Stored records

** Start **

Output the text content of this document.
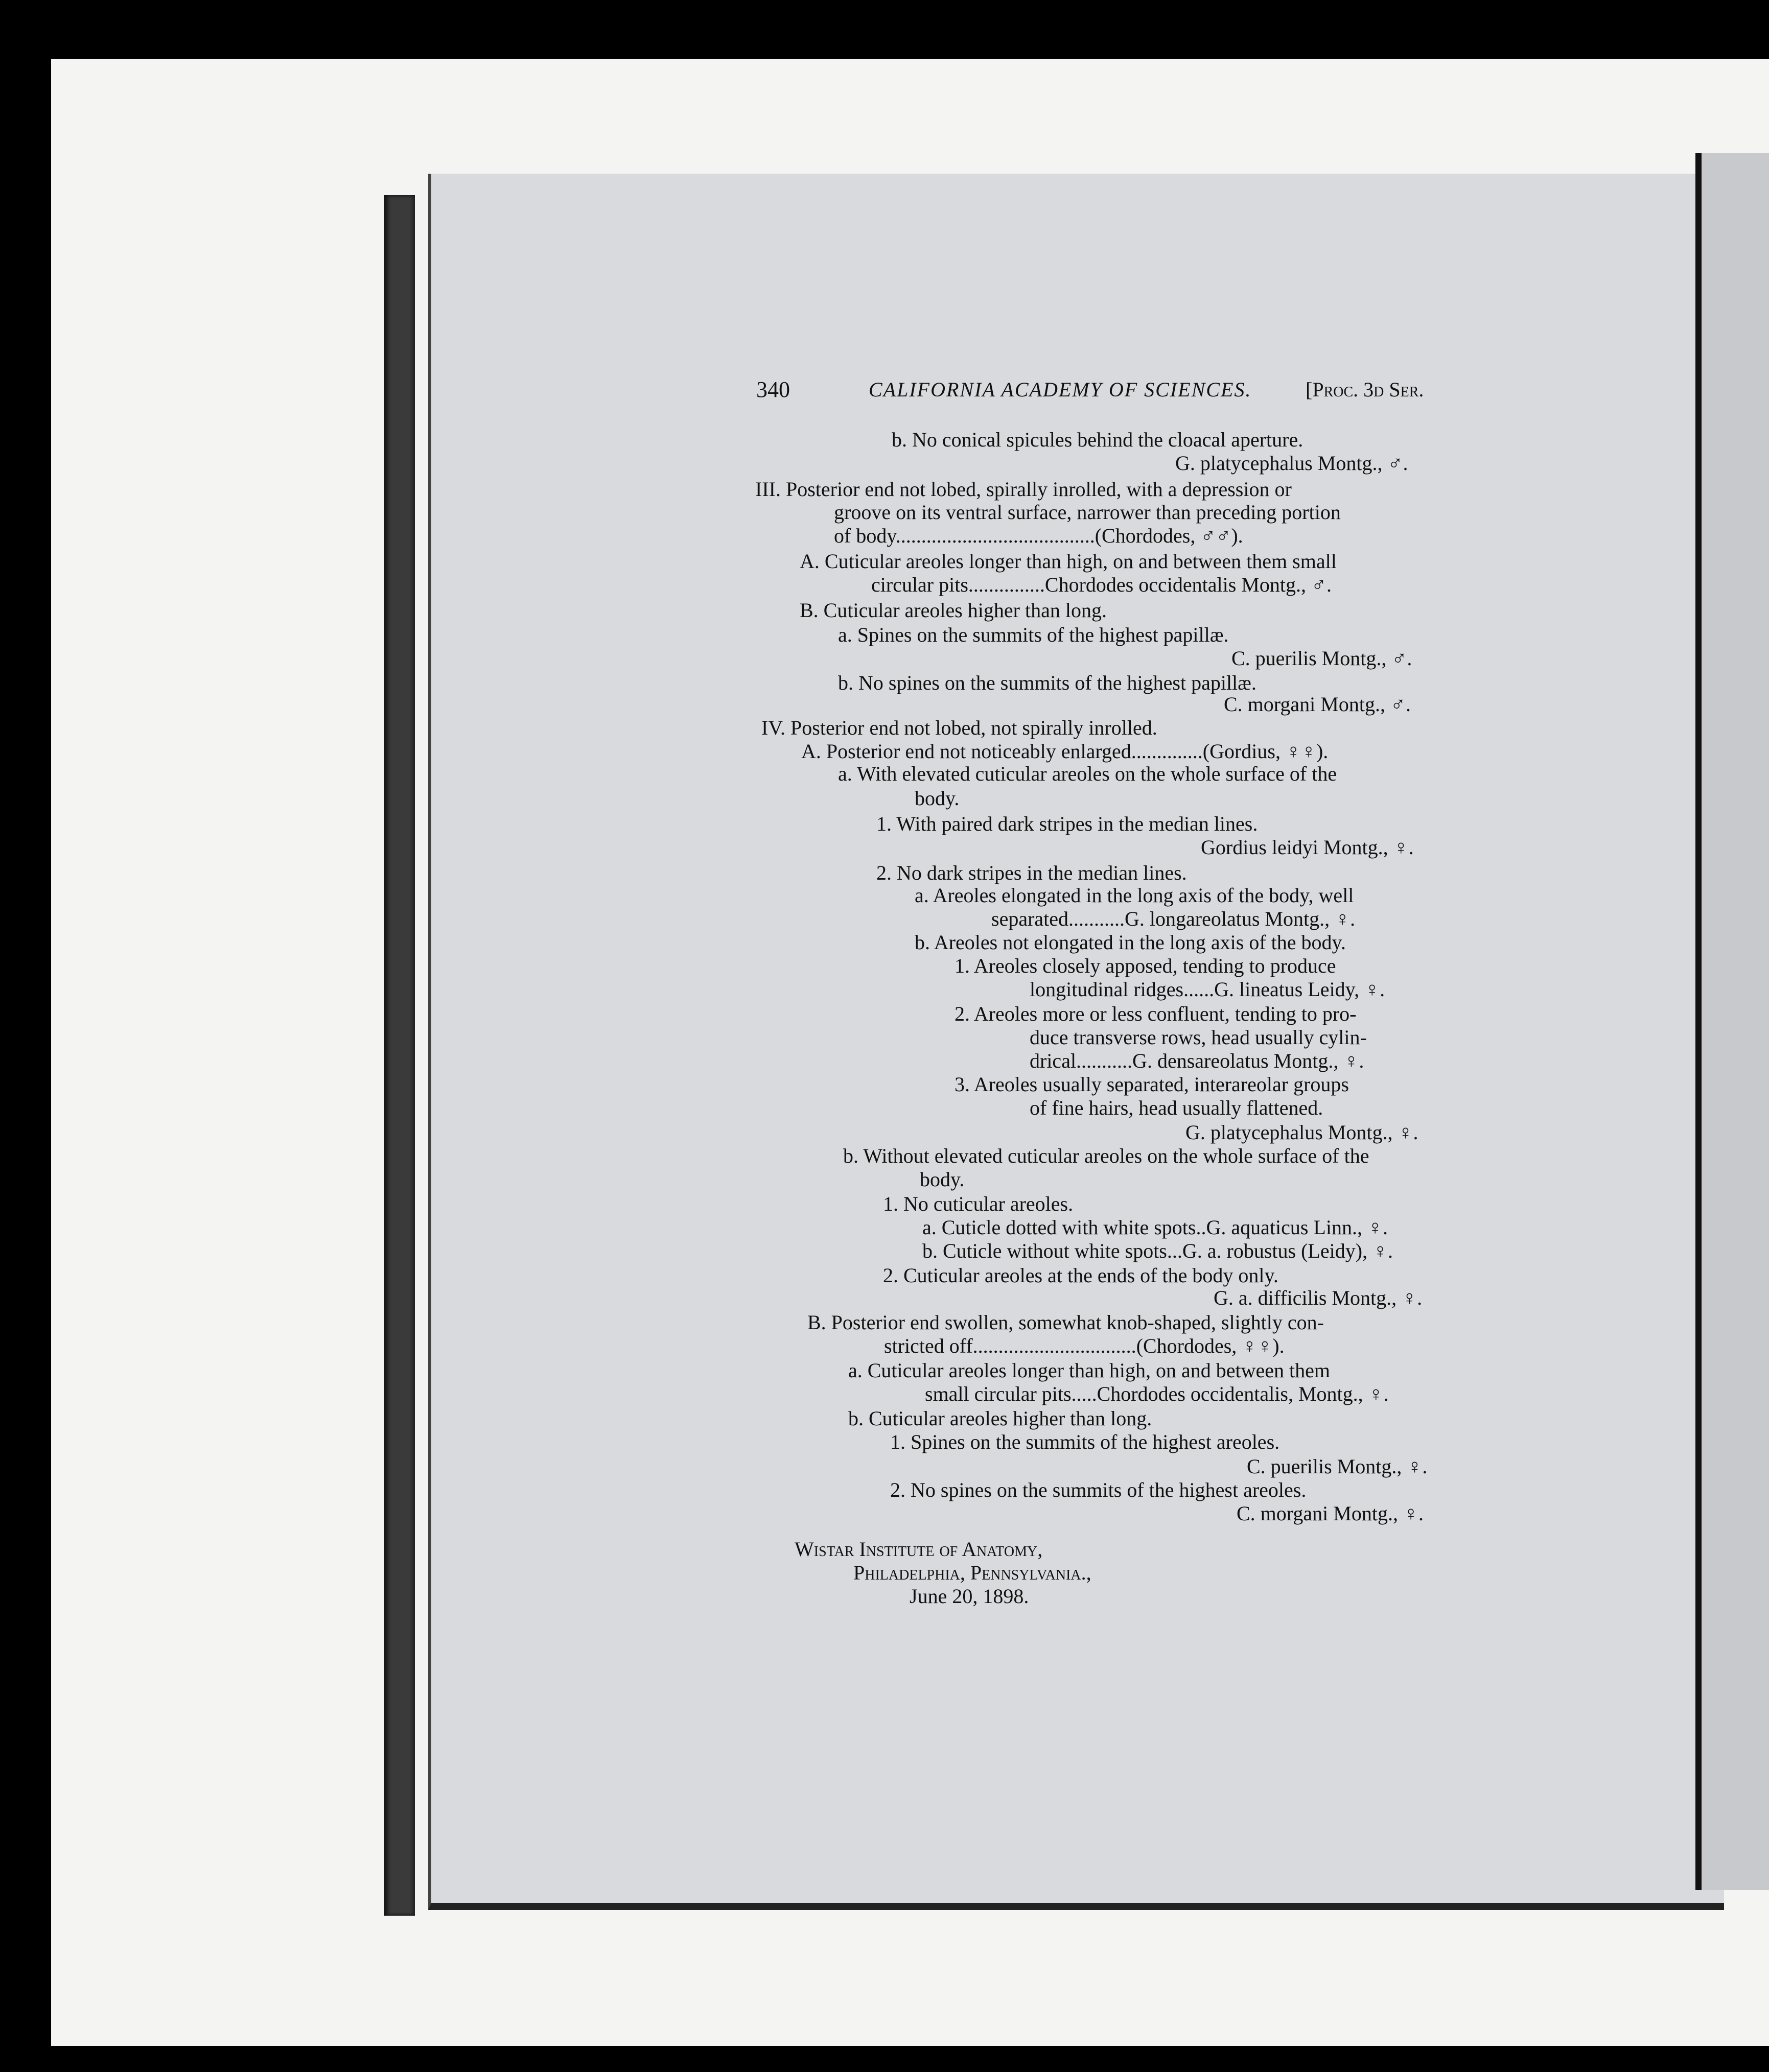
340	CALIFORNIA ACADEMY OF SCIENCES.	[Proc. 3d Ser.
b. No conical spicules behind the cloacal aperture.
G. platycephalus Montg., ♂.
III. Posterior end not lobed, spirally inrolled, with a depression or
groove on its ventral surface, narrower than preceding portion
of body.......................................(Chordodes, ♂♂).
A. Cuticular areoles longer than high, on and between them small
circular pits...............Chordodes occidentalis Montg., ♂.
B. Cuticular areoles higher than long.
a. Spines on the summits of the highest papillæ.
C. puerilis Montg., ♂.
b. No spines on the summits of the highest papillæ.
C. morgani Montg., ♂.
IV. Posterior end not lobed, not spirally inrolled.
A. Posterior end not noticeably enlarged..............(Gordius, ♀♀).
a. With elevated cuticular areoles on the whole surface of the
body.
1. With paired dark stripes in the median lines.
Gordius leidyi Montg., ♀.
2. No dark stripes in the median lines.
a. Areoles elongated in the long axis of the body, well
separated...........G. longareolatus Montg., ♀.
b. Areoles not elongated in the long axis of the body.
1. Areoles closely apposed, tending to produce
longitudinal ridges......G. lineatus Leidy, ♀.
2. Areoles more or less confluent, tending to pro-
duce transverse rows, head usually cylin-
drical...........G. densareolatus Montg., ♀.
3. Areoles usually separated, interareolar groups
of fine hairs, head usually flattened.
G. platycephalus Montg., ♀.
b. Without elevated cuticular areoles on the whole surface of the
body.
1. No cuticular areoles.
a. Cuticle dotted with white spots..G. aquaticus Linn., ♀.
b. Cuticle without white spots...G. a. robustus (Leidy), ♀.
2. Cuticular areoles at the ends of the body only.
G. a. difficilis Montg., ♀.
B. Posterior end swollen, somewhat knob-shaped, slightly con-
stricted off................................(Chordodes, ♀♀).
a. Cuticular areoles longer than high, on and between them
small circular pits.....Chordodes occidentalis, Montg., ♀.
b. Cuticular areoles higher than long.
1. Spines on the summits of the highest areoles.
C. puerilis Montg., ♀.
2. No spines on the summits of the highest areoles.
C. morgani Montg., ♀.
Wistar Institute of Anatomy,
Philadelphia, Pennsylvania.,
June 20, 1898.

** End **

* WHAT IS EXPECTED: Determine the number of lines in the data that contain "higher" as a word or string, and state only that number.

* OUTPUT: 2